◆ Task description
Rewrite the entries from the start through the line containing "- y-tick-label: 0.8: [17, 159, 38, 174]", changing "data-point" to "plot-point" and keeping everything else the same.

◆ Supplied material
Begin
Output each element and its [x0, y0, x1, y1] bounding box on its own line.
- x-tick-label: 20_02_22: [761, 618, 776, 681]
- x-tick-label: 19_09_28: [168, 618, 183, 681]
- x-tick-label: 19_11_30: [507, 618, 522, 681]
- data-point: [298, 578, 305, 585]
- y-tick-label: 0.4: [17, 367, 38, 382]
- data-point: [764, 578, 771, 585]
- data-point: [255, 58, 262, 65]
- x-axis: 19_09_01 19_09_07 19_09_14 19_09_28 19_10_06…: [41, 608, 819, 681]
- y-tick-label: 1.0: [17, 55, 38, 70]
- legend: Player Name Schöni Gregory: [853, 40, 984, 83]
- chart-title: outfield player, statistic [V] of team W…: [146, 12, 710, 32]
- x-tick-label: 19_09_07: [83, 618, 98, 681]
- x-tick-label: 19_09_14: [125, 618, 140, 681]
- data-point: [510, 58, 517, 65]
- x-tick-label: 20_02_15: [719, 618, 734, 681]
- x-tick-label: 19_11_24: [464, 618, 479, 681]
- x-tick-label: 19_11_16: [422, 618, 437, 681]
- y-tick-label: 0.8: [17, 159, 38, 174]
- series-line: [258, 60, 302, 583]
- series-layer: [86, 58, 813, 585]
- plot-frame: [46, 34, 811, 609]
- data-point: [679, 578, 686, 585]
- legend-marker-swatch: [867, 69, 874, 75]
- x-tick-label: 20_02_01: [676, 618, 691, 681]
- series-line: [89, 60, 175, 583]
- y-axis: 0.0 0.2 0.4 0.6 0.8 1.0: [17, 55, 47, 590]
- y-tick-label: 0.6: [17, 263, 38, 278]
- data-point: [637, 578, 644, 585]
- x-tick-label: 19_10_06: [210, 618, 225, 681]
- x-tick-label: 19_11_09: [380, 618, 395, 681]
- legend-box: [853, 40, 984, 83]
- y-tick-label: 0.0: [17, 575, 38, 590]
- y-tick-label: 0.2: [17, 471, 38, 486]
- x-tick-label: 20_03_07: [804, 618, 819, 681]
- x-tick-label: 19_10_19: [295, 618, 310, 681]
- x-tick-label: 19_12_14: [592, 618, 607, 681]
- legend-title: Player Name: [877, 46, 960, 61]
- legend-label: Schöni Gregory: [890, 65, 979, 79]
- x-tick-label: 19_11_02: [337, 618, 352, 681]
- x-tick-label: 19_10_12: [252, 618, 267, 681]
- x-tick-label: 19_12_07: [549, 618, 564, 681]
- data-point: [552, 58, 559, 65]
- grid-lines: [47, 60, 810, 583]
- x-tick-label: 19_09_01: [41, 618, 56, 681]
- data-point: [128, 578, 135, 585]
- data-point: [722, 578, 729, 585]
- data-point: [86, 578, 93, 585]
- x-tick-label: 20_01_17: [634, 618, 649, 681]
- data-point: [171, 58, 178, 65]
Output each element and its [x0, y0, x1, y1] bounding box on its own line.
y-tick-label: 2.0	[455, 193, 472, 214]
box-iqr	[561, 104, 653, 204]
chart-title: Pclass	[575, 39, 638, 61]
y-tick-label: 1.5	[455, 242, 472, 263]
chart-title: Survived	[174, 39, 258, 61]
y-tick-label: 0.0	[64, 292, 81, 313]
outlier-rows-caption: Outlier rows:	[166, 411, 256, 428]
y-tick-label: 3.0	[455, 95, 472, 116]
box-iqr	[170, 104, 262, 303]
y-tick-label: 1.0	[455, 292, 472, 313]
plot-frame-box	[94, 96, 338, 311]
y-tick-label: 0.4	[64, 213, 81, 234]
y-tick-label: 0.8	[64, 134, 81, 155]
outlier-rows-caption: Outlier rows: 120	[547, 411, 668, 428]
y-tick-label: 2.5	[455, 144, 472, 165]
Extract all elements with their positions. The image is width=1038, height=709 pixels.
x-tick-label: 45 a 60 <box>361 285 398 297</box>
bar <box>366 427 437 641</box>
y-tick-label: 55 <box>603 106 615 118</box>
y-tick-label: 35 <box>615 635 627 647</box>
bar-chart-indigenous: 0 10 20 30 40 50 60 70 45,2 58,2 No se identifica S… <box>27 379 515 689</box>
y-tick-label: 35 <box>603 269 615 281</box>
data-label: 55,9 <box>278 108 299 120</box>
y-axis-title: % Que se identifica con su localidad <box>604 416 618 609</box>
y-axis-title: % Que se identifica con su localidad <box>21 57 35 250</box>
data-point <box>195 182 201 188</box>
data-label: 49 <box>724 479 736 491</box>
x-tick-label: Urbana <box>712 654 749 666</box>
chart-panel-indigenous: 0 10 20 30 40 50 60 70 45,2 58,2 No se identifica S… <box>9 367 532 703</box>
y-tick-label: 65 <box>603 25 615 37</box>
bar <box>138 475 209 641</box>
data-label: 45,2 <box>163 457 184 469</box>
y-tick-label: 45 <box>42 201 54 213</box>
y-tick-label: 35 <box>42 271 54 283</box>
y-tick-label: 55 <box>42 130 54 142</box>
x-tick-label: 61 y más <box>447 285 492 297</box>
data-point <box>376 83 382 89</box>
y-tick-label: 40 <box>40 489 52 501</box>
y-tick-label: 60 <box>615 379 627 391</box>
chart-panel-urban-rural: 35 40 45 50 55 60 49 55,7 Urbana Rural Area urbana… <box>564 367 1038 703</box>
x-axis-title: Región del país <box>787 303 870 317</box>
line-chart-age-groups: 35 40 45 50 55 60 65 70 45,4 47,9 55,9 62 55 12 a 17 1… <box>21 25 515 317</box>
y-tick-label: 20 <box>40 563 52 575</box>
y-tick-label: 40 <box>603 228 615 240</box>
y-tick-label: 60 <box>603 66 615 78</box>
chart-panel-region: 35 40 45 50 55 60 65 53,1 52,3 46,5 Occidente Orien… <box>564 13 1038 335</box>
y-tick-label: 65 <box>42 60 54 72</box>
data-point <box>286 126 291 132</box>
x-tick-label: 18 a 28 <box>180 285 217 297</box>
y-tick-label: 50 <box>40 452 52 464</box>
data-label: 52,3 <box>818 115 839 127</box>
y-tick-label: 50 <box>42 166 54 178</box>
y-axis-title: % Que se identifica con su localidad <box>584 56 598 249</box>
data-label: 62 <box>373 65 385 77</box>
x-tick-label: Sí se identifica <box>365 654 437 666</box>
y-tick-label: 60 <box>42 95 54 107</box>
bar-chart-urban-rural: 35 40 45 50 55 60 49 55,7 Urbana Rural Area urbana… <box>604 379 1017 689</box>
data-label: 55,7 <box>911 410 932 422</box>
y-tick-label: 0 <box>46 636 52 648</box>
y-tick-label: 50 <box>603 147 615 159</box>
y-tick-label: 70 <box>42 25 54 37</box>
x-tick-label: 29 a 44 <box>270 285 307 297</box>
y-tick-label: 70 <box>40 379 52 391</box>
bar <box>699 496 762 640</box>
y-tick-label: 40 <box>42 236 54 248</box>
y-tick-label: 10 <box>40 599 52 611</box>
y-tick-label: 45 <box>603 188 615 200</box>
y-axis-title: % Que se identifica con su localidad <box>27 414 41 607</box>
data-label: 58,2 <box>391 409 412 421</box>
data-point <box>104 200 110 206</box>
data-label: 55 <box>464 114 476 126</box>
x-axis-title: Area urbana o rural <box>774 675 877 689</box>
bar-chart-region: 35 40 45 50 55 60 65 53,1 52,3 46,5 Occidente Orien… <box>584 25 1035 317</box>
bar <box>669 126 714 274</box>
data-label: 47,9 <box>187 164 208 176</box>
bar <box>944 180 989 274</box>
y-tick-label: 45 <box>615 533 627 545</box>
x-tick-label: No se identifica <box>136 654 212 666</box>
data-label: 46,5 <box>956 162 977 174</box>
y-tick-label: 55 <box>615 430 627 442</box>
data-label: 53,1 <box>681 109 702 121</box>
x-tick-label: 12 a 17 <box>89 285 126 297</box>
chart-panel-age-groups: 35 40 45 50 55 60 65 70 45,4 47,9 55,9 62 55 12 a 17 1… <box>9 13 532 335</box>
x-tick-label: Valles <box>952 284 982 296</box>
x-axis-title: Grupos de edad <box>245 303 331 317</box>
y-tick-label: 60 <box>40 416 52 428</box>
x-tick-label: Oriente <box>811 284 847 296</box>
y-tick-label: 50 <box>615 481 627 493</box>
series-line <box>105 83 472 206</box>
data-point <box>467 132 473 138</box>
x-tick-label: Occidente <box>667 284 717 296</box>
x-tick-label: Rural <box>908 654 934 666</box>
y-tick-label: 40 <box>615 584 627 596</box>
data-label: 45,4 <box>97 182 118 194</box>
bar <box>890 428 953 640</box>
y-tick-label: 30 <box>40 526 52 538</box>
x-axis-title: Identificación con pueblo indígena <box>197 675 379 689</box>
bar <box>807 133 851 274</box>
End
◆ Correct answer
Output each element and its [x0, y0, x1, y1] bounding box on its own line.
- x-tick-label: 20_02_22: [761, 618, 776, 681]
- x-tick-label: 19_09_28: [168, 618, 183, 681]
- x-tick-label: 19_11_30: [507, 618, 522, 681]
- plot-point: [298, 578, 305, 585]
- y-tick-label: 0.4: [17, 367, 38, 382]
- plot-point: [764, 578, 771, 585]
- plot-point: [255, 58, 262, 65]
- x-axis: 19_09_01 19_09_07 19_09_14 19_09_28 19_10_06…: [41, 608, 819, 681]
- y-tick-label: 1.0: [17, 55, 38, 70]
- legend: Player Name Schöni Gregory: [853, 40, 984, 83]
- chart-title: outfield player, statistic [V] of team W…: [146, 12, 710, 32]
- x-tick-label: 19_09_07: [83, 618, 98, 681]
- x-tick-label: 19_09_14: [125, 618, 140, 681]
- plot-point: [510, 58, 517, 65]
- x-tick-label: 20_02_15: [719, 618, 734, 681]
- x-tick-label: 19_11_24: [464, 618, 479, 681]
- x-tick-label: 19_11_16: [422, 618, 437, 681]
- y-tick-label: 0.8: [17, 159, 38, 174]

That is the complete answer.